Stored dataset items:
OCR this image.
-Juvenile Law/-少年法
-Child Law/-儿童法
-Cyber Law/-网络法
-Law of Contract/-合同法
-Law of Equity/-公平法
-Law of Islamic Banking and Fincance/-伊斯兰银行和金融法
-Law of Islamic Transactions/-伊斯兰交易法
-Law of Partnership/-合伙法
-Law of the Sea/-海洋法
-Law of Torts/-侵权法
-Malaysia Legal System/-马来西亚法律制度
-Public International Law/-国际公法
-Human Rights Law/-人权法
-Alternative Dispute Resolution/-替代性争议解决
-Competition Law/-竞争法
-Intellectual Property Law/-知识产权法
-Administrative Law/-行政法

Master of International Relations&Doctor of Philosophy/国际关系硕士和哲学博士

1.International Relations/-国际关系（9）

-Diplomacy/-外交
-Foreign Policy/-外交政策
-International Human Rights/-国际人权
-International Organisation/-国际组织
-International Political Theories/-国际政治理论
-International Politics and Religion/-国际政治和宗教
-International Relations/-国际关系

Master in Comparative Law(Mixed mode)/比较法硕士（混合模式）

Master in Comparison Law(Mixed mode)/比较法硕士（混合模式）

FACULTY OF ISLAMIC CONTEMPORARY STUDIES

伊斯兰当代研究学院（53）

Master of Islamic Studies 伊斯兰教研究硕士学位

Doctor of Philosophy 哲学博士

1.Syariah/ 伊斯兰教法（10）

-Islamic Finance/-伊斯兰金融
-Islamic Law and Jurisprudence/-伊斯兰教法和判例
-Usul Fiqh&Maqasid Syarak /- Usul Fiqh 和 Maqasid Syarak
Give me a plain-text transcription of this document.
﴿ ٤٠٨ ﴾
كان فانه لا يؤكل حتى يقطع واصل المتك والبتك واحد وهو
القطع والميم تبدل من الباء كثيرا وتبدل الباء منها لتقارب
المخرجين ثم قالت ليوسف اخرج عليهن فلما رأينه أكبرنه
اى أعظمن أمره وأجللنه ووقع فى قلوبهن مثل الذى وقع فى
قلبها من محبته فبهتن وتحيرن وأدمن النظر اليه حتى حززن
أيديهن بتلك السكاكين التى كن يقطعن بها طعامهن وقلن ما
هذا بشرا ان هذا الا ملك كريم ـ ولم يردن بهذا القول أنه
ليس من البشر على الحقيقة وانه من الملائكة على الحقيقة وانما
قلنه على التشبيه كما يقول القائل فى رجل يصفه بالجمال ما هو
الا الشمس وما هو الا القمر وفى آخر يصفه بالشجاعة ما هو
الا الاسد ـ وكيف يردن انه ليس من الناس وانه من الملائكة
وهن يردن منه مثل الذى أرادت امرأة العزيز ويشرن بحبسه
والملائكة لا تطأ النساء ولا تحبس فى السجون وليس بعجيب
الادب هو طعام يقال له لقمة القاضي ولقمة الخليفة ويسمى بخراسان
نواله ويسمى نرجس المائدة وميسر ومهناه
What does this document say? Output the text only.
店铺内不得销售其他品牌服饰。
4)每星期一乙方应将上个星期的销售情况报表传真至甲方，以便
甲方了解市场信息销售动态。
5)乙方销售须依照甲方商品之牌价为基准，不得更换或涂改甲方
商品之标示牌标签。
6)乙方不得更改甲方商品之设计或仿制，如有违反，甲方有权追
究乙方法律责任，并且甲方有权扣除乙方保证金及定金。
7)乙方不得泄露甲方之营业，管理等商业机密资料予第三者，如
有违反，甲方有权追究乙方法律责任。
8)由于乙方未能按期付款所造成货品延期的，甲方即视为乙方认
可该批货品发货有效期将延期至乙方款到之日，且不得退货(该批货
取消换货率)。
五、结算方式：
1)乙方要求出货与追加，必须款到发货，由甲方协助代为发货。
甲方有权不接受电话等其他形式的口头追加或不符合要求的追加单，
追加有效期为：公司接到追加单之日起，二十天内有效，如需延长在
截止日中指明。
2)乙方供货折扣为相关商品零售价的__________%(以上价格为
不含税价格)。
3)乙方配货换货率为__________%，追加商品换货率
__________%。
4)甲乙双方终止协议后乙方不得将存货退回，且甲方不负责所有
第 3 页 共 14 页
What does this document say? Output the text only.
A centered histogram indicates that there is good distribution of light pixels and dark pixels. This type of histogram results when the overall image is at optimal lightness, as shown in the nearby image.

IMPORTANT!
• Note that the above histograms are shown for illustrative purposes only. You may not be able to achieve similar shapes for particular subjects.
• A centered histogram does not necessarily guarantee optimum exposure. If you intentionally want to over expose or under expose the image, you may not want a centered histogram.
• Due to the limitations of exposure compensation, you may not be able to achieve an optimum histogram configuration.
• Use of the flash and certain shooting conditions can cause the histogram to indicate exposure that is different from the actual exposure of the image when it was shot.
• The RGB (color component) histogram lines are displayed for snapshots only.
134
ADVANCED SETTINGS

◆ JOB
Write the data from above out again, exactly.

◆ RESPONSE TO THIS TASK
OCR this image.
-Juvenile Law/-少年法
-Child Law/-儿童法
-Cyber Law/-网络法
-Law of Contract/-合同法
-Law of Equity/-公平法
-Law of Islamic Banking and Fincance/-伊斯兰银行和金融法
-Law of Islamic Transactions/-伊斯兰交易法
-Law of Partnership/-合伙法
-Law of the Sea/-海洋法
-Law of Torts/-侵权法
-Malaysia Legal System/-马来西亚法律制度
-Public International Law/-国际公法
-Human Rights Law/-人权法
-Alternative Dispute Resolution/-替代性争议解决
-Competition Law/-竞争法
-Intellectual Property Law/-知识产权法
-Administrative Law/-行政法

Master of International Relations&Doctor of Philosophy/国际关系硕士和哲学博士

1.International Relations/-国际关系（9）

-Diplomacy/-外交
-Foreign Policy/-外交政策
-International Human Rights/-国际人权
-International Organisation/-国际组织
-International Political Theories/-国际政治理论
-International Politics and Religion/-国际政治和宗教
-International Relations/-国际关系

Master in Comparative Law(Mixed mode)/比较法硕士（混合模式）

Master in Comparison Law(Mixed mode)/比较法硕士（混合模式）

FACULTY OF ISLAMIC CONTEMPORARY STUDIES

伊斯兰当代研究学院（53）

Master of Islamic Studies 伊斯兰教研究硕士学位

Doctor of Philosophy 哲学博士

1.Syariah/ 伊斯兰教法（10）

-Islamic Finance/-伊斯兰金融
-Islamic Law and Jurisprudence/-伊斯兰教法和判例
-Usul Fiqh&Maqasid Syarak /- Usul Fiqh 和 Maqasid Syarak
Give me a plain-text transcription of this document.
﴿ ٤٠٨ ﴾
كان فانه لا يؤكل حتى يقطع واصل المتك والبتك واحد وهو
القطع والميم تبدل من الباء كثيرا وتبدل الباء منها لتقارب
المخرجين ثم قالت ليوسف اخرج عليهن فلما رأينه أكبرنه
اى أعظمن أمره وأجللنه ووقع فى قلوبهن مثل الذى وقع فى
قلبها من محبته فبهتن وتحيرن وأدمن النظر اليه حتى حززن
أيديهن بتلك السكاكين التى كن يقطعن بها طعامهن وقلن ما
هذا بشرا ان هذا الا ملك كريم ـ ولم يردن بهذا القول أنه
ليس من البشر على الحقيقة وانه من الملائكة على الحقيقة وانما
قلنه على التشبيه كما يقول القائل فى رجل يصفه بالجمال ما هو
الا الشمس وما هو الا القمر وفى آخر يصفه بالشجاعة ما هو
الا الاسد ـ وكيف يردن انه ليس من الناس وانه من الملائكة
وهن يردن منه مثل الذى أرادت امرأة العزيز ويشرن بحبسه
والملائكة لا تطأ النساء ولا تحبس فى السجون وليس بعجيب
الادب هو طعام يقال له لقمة القاضي ولقمة الخليفة ويسمى بخراسان
نواله ويسمى نرجس المائدة وميسر ومهناه
What does this document say? Output the text only.
店铺内不得销售其他品牌服饰。
4)每星期一乙方应将上个星期的销售情况报表传真至甲方，以便
甲方了解市场信息销售动态。
5)乙方销售须依照甲方商品之牌价为基准，不得更换或涂改甲方
商品之标示牌标签。
6)乙方不得更改甲方商品之设计或仿制，如有违反，甲方有权追
究乙方法律责任，并且甲方有权扣除乙方保证金及定金。
7)乙方不得泄露甲方之营业，管理等商业机密资料予第三者，如
有违反，甲方有权追究乙方法律责任。
8)由于乙方未能按期付款所造成货品延期的，甲方即视为乙方认
可该批货品发货有效期将延期至乙方款到之日，且不得退货(该批货
取消换货率)。
五、结算方式：
1)乙方要求出货与追加，必须款到发货，由甲方协助代为发货。
甲方有权不接受电话等其他形式的口头追加或不符合要求的追加单，
追加有效期为：公司接到追加单之日起，二十天内有效，如需延长在
截止日中指明。
2)乙方供货折扣为相关商品零售价的__________%(以上价格为
不含税价格)。
3)乙方配货换货率为__________%，追加商品换货率
__________%。
4)甲乙双方终止协议后乙方不得将存货退回，且甲方不负责所有
第 3 页 共 14 页
What does this document say? Output the text only.
A centered histogram indicates that there is good distribution of light pixels and dark pixels. This type of histogram results when the overall image is at optimal lightness, as shown in the nearby image.

IMPORTANT!
• Note that the above histograms are shown for illustrative purposes only. You may not be able to achieve similar shapes for particular subjects.
• A centered histogram does not necessarily guarantee optimum exposure. If you intentionally want to over expose or under expose the image, you may not want a centered histogram.
• Due to the limitations of exposure compensation, you may not be able to achieve an optimum histogram configuration.
• Use of the flash and certain shooting conditions can cause the histogram to indicate exposure that is different from the actual exposure of the image when it was shot.
• The RGB (color component) histogram lines are displayed for snapshots only.
134
ADVANCED SETTINGS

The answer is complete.